(Stored data)
---+---

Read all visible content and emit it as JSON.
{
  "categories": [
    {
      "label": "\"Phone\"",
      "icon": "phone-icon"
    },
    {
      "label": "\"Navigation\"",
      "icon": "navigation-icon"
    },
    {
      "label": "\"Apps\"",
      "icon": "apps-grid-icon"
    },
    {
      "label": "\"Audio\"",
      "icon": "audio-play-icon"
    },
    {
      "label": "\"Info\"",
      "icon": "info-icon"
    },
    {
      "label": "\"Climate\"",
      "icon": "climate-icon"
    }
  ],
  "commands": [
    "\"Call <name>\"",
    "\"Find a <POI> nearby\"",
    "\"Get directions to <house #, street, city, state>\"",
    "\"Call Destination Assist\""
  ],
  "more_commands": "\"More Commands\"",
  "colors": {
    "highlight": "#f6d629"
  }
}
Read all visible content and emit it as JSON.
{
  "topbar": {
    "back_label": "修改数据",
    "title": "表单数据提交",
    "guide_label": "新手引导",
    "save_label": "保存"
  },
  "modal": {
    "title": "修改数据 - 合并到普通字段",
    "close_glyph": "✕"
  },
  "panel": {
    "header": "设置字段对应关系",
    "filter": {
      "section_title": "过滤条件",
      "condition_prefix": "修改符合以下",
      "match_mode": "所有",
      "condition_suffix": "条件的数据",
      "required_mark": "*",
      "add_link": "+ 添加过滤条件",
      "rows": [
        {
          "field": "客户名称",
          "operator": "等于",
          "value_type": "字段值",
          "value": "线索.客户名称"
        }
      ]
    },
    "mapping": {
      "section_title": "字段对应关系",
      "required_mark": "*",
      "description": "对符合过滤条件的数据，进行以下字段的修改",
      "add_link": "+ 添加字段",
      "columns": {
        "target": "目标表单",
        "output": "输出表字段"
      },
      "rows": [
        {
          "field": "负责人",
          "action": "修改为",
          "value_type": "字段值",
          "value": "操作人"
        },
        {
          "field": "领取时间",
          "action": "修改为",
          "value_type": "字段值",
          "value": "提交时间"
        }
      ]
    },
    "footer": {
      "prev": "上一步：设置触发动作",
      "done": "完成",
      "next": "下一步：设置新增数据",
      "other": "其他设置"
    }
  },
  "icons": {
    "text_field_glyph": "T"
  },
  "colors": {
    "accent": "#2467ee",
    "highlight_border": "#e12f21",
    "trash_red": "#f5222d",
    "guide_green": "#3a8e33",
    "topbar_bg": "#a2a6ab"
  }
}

---+---

• [Requirements]:
Each line above must be reproduced exactly as it stands.

• [Response]:
Read all visible content and emit it as JSON.
{
  "categories": [
    {
      "label": "\"Phone\"",
      "icon": "phone-icon"
    },
    {
      "label": "\"Navigation\"",
      "icon": "navigation-icon"
    },
    {
      "label": "\"Apps\"",
      "icon": "apps-grid-icon"
    },
    {
      "label": "\"Audio\"",
      "icon": "audio-play-icon"
    },
    {
      "label": "\"Info\"",
      "icon": "info-icon"
    },
    {
      "label": "\"Climate\"",
      "icon": "climate-icon"
    }
  ],
  "commands": [
    "\"Call <name>\"",
    "\"Find a <POI> nearby\"",
    "\"Get directions to <house #, street, city, state>\"",
    "\"Call Destination Assist\""
  ],
  "more_commands": "\"More Commands\"",
  "colors": {
    "highlight": "#f6d629"
  }
}
Read all visible content and emit it as JSON.
{
  "topbar": {
    "back_label": "修改数据",
    "title": "表单数据提交",
    "guide_label": "新手引导",
    "save_label": "保存"
  },
  "modal": {
    "title": "修改数据 - 合并到普通字段",
    "close_glyph": "✕"
  },
  "panel": {
    "header": "设置字段对应关系",
    "filter": {
      "section_title": "过滤条件",
      "condition_prefix": "修改符合以下",
      "match_mode": "所有",
      "condition_suffix": "条件的数据",
      "required_mark": "*",
      "add_link": "+ 添加过滤条件",
      "rows": [
        {
          "field": "客户名称",
          "operator": "等于",
          "value_type": "字段值",
          "value": "线索.客户名称"
        }
      ]
    },
    "mapping": {
      "section_title": "字段对应关系",
      "required_mark": "*",
      "description": "对符合过滤条件的数据，进行以下字段的修改",
      "add_link": "+ 添加字段",
      "columns": {
        "target": "目标表单",
        "output": "输出表字段"
      },
      "rows": [
        {
          "field": "负责人",
          "action": "修改为",
          "value_type": "字段值",
          "value": "操作人"
        },
        {
          "field": "领取时间",
          "action": "修改为",
          "value_type": "字段值",
          "value": "提交时间"
        }
      ]
    },
    "footer": {
      "prev": "上一步：设置触发动作",
      "done": "完成",
      "next": "下一步：设置新增数据",
      "other": "其他设置"
    }
  },
  "icons": {
    "text_field_glyph": "T"
  },
  "colors": {
    "accent": "#2467ee",
    "highlight_border": "#e12f21",
    "trash_red": "#f5222d",
    "guide_green": "#3a8e33",
    "topbar_bg": "#a2a6ab"
  }
}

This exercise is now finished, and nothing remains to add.